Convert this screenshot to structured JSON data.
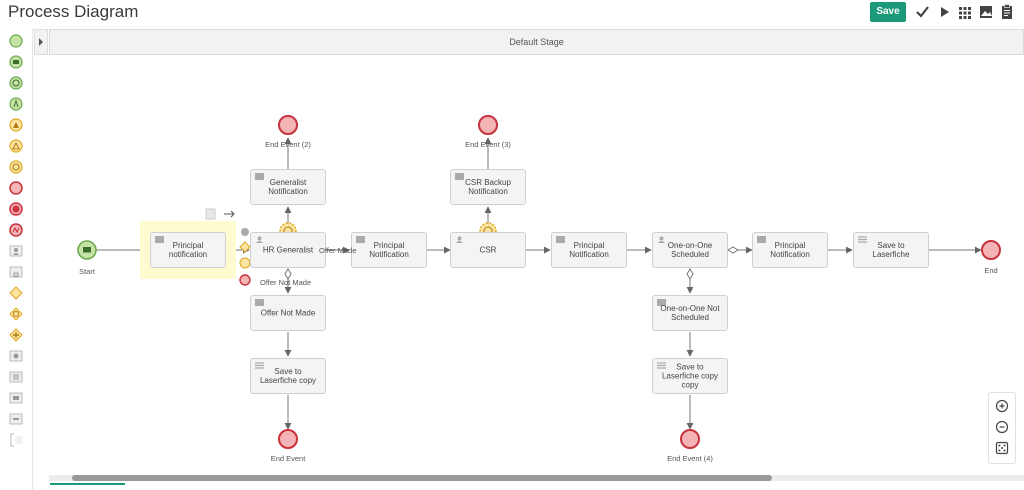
{
  "app": {
    "title": "Process Diagram"
  },
  "toolbar": {
    "save_label": "Save",
    "icons": [
      "check-icon",
      "play-icon",
      "grid-icon",
      "image-icon",
      "clipboard-icon"
    ],
    "accent": "#1a9a78"
  },
  "palette": {
    "items": [
      "start-event-icon",
      "message-start-icon",
      "timer-start-icon",
      "signal-start-icon",
      "escalation-event-icon",
      "intermediate-event-icon",
      "timer-event-icon",
      "end-event-icon",
      "terminate-end-icon",
      "error-end-icon",
      "user-task-icon",
      "sub-process-icon",
      "exclusive-gateway-icon",
      "inclusive-gateway-icon",
      "parallel-gateway-icon",
      "service-task-icon",
      "script-task-icon",
      "message-task-icon",
      "data-icon",
      "annotation-icon"
    ]
  },
  "stage": {
    "title": "Default Stage"
  },
  "diagram": {
    "start_label": "Start",
    "tasks": {
      "principal_notification_1": "Principal notification",
      "hr_generalist": "HR Generalist",
      "generalist_notification": "Generalist Notification",
      "offer_not_made": "Offer Not Made",
      "save_laserfiche_copy": "Save to Laserfiche copy",
      "principal_notification_2": "Principal Notification",
      "csr": "CSR",
      "csr_backup_notification": "CSR Backup Notification",
      "principal_notification_3": "Principal Notification",
      "one_on_one_scheduled": "One-on-One Scheduled",
      "one_on_one_not_scheduled": "One-on-One Not Scheduled",
      "save_laserfiche_copy_copy": "Save to Laserfiche copy copy",
      "principal_notification_4": "Principal Notification",
      "save_to_laserfiche": "Save to Laserfiche"
    },
    "end_events": {
      "end_event_2": "End Event (2)",
      "end_event_3": "End Event (3)",
      "end_event": "End Event",
      "end_event_4": "End Event (4)",
      "end": "End"
    },
    "edge_labels": {
      "offer_made": "Offer Made",
      "offer_not_made": "Offer Not Made"
    },
    "colors": {
      "start_fill": "#c6e3a5",
      "start_stroke": "#6aa84f",
      "end_fill": "#f4b4b6",
      "end_stroke": "#c8323a",
      "selection": "#fffbd0",
      "timer": "#f0c030"
    }
  }
}
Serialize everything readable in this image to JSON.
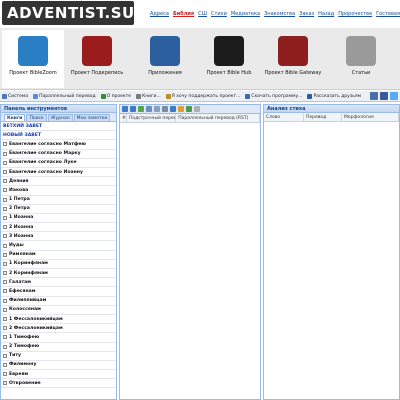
{
  "site": {
    "logo": "ADVENTIST.SU"
  },
  "topnav": [
    {
      "label": "Адреса"
    },
    {
      "label": "Библия",
      "active": true
    },
    {
      "label": "СШ"
    },
    {
      "label": "Стихи"
    },
    {
      "label": "Медиатека"
    },
    {
      "label": "Знакомства"
    },
    {
      "label": "Заказ"
    },
    {
      "label": "Назад"
    },
    {
      "label": "Пророчества"
    },
    {
      "label": "Гостевая"
    }
  ],
  "projects": [
    {
      "label": "Проект BibleZoom",
      "icon": "biblezoom-icon",
      "color": "#2a7fc4"
    },
    {
      "label": "Проект Подкрепись",
      "icon": "bible-food-icon",
      "color": "#9b1c1c"
    },
    {
      "label": "Приложения",
      "icon": "laptop-icon",
      "color": "#2c5f9e"
    },
    {
      "label": "Проект Bible Hub",
      "icon": "bible-hub-icon",
      "color": "#1c1c1c"
    },
    {
      "label": "Проект Bible Gateway",
      "icon": "gateway-icon",
      "color": "#8e1f1f"
    },
    {
      "label": "Статьи",
      "icon": "newspaper-icon",
      "color": "#9a9a9a"
    }
  ],
  "toolbar": {
    "items": [
      {
        "label": "Система",
        "color": "#4a78c0"
      },
      {
        "label": "Параллельный перевод",
        "color": "#5b8bd0"
      },
      {
        "label": "О проекте",
        "color": "#3a8a3a"
      },
      {
        "label": "Книги...",
        "color": "#7a7a7a"
      },
      {
        "label": "Я хочу поддержать проект...",
        "color": "#c08a20"
      },
      {
        "label": "Скачать программу...",
        "color": "#3a6ab0"
      },
      {
        "label": "Рассказать друзьям",
        "color": "#2a5ca8"
      }
    ],
    "icons": [
      {
        "name": "vk-icon",
        "color": "#4a6fa5"
      },
      {
        "name": "facebook-icon",
        "color": "#3b5998"
      },
      {
        "name": "share-icon",
        "color": "#55acee"
      }
    ]
  },
  "left_panel": {
    "title": "Панель инструментов",
    "tabs": [
      "Книги",
      "Поиск",
      "Журнал",
      "Мои заметки"
    ],
    "books": [
      {
        "label": "ВЕТХИЙ ЗАВЕТ",
        "testament": true
      },
      {
        "label": "НОВЫЙ ЗАВЕТ",
        "testament": true
      },
      {
        "label": "Евангелие согласно Матфею"
      },
      {
        "label": "Евангелие согласно Марку"
      },
      {
        "label": "Евангелие согласно Луке"
      },
      {
        "label": "Евангелие согласно Иоанну"
      },
      {
        "label": "Деяния"
      },
      {
        "label": "Иакова"
      },
      {
        "label": "1 Петра"
      },
      {
        "label": "2 Петра"
      },
      {
        "label": "1 Иоанна"
      },
      {
        "label": "2 Иоанна"
      },
      {
        "label": "3 Иоанна"
      },
      {
        "label": "Иуды"
      },
      {
        "label": "Римлянам"
      },
      {
        "label": "1 Коринфянам"
      },
      {
        "label": "2 Коринфянам"
      },
      {
        "label": "Галатам"
      },
      {
        "label": "Ефесянам"
      },
      {
        "label": "Филиппийцам"
      },
      {
        "label": "Колоссянам"
      },
      {
        "label": "1 Фессалоникийцам"
      },
      {
        "label": "2 Фессалоникийцам"
      },
      {
        "label": "1 Тимофею"
      },
      {
        "label": "2 Тимофею"
      },
      {
        "label": "Титу"
      },
      {
        "label": "Филимону"
      },
      {
        "label": "Евреям"
      },
      {
        "label": "Откровение"
      }
    ]
  },
  "middle_panel": {
    "tool_icons": [
      "back-icon",
      "forward-icon",
      "refresh-icon",
      "compare-icon",
      "copy-icon",
      "settings-icon",
      "search-icon",
      "print-icon",
      "note-icon",
      "help-icon"
    ],
    "columns": [
      "#",
      "Подстрочный перевод",
      "Параллельный перевод (RST)"
    ]
  },
  "right_panel": {
    "title": "Анализ стиха",
    "columns": [
      "Слово",
      "Перевод",
      "Морфология"
    ]
  }
}
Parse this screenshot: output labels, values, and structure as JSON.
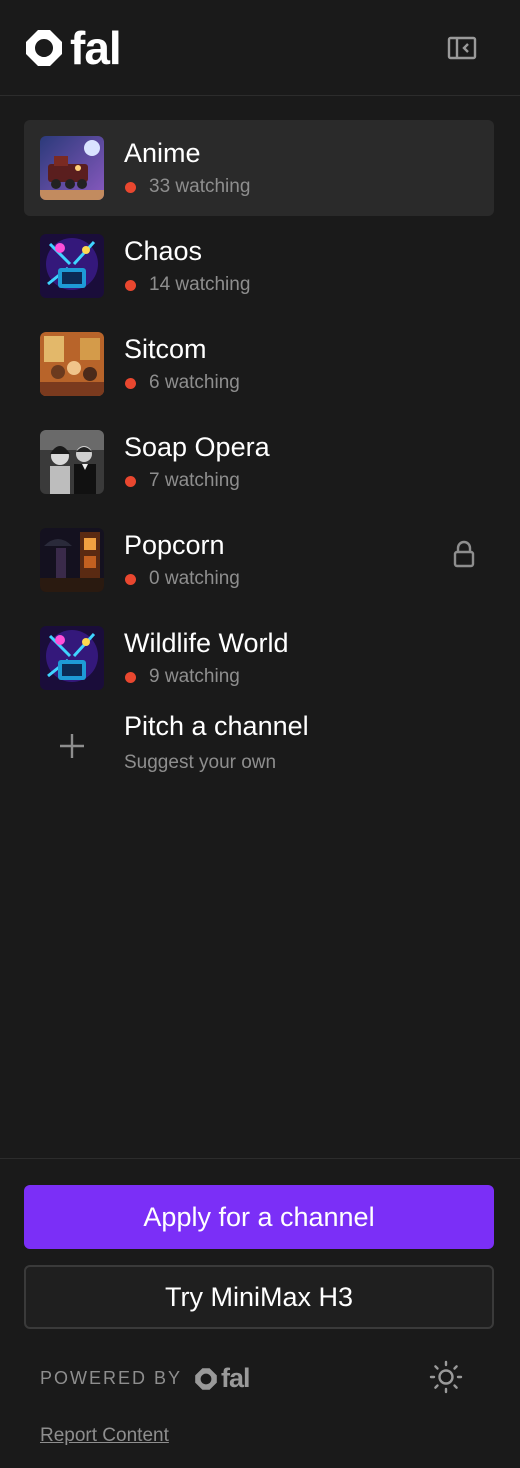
{
  "brand": {
    "name": "fal",
    "logo_icon": "fal-logo-icon"
  },
  "header": {
    "sidebar_toggle_icon": "sidebar-collapse-icon"
  },
  "channels": [
    {
      "name": "Anime",
      "watching": "33 watching",
      "active": true,
      "thumb_icon": "anime-train-thumbnail",
      "locked": false
    },
    {
      "name": "Chaos",
      "watching": "14 watching",
      "active": false,
      "thumb_icon": "chaos-tv-thumbnail",
      "locked": false
    },
    {
      "name": "Sitcom",
      "watching": "6 watching",
      "active": false,
      "thumb_icon": "sitcom-thumbnail",
      "locked": false
    },
    {
      "name": "Soap Opera",
      "watching": "7 watching",
      "active": false,
      "thumb_icon": "soap-opera-thumbnail",
      "locked": false
    },
    {
      "name": "Popcorn",
      "watching": "0 watching",
      "active": false,
      "thumb_icon": "popcorn-thumbnail",
      "locked": true
    },
    {
      "name": "Wildlife World",
      "watching": "9 watching",
      "active": false,
      "thumb_icon": "wildlife-tv-thumbnail",
      "locked": false
    }
  ],
  "pitch": {
    "title": "Pitch a channel",
    "subtitle": "Suggest your own",
    "icon": "plus-icon"
  },
  "footer": {
    "apply_label": "Apply for a channel",
    "try_label": "Try MiniMax H3",
    "powered_by": "POWERED BY",
    "powered_logo_text": "fal",
    "report_label": "Report Content",
    "theme_icon": "sun-icon"
  },
  "colors": {
    "background": "#1a1a1a",
    "accent": "#7b2ff7",
    "live": "#e9472f",
    "muted": "#8e8e8e"
  }
}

┄┄┄┄┄┄

Starting with the line that holds "Parse this screenshot: output", retype each line through the last one in the listing above, exactly as written. Do not copy any pictures.

Parse this screenshot: output labels, values, and structure as JSON.
{
  "brand": {
    "name": "fal",
    "logo_icon": "fal-logo-icon"
  },
  "header": {
    "sidebar_toggle_icon": "sidebar-collapse-icon"
  },
  "channels": [
    {
      "name": "Anime",
      "watching": "33 watching",
      "active": true,
      "thumb_icon": "anime-train-thumbnail",
      "locked": false
    },
    {
      "name": "Chaos",
      "watching": "14 watching",
      "active": false,
      "thumb_icon": "chaos-tv-thumbnail",
      "locked": false
    },
    {
      "name": "Sitcom",
      "watching": "6 watching",
      "active": false,
      "thumb_icon": "sitcom-thumbnail",
      "locked": false
    },
    {
      "name": "Soap Opera",
      "watching": "7 watching",
      "active": false,
      "thumb_icon": "soap-opera-thumbnail",
      "locked": false
    },
    {
      "name": "Popcorn",
      "watching": "0 watching",
      "active": false,
      "thumb_icon": "popcorn-thumbnail",
      "locked": true
    },
    {
      "name": "Wildlife World",
      "watching": "9 watching",
      "active": false,
      "thumb_icon": "wildlife-tv-thumbnail",
      "locked": false
    }
  ],
  "pitch": {
    "title": "Pitch a channel",
    "subtitle": "Suggest your own",
    "icon": "plus-icon"
  },
  "footer": {
    "apply_label": "Apply for a channel",
    "try_label": "Try MiniMax H3",
    "powered_by": "POWERED BY",
    "powered_logo_text": "fal",
    "report_label": "Report Content",
    "theme_icon": "sun-icon"
  },
  "colors": {
    "background": "#1a1a1a",
    "accent": "#7b2ff7",
    "live": "#e9472f",
    "muted": "#8e8e8e"
  }
}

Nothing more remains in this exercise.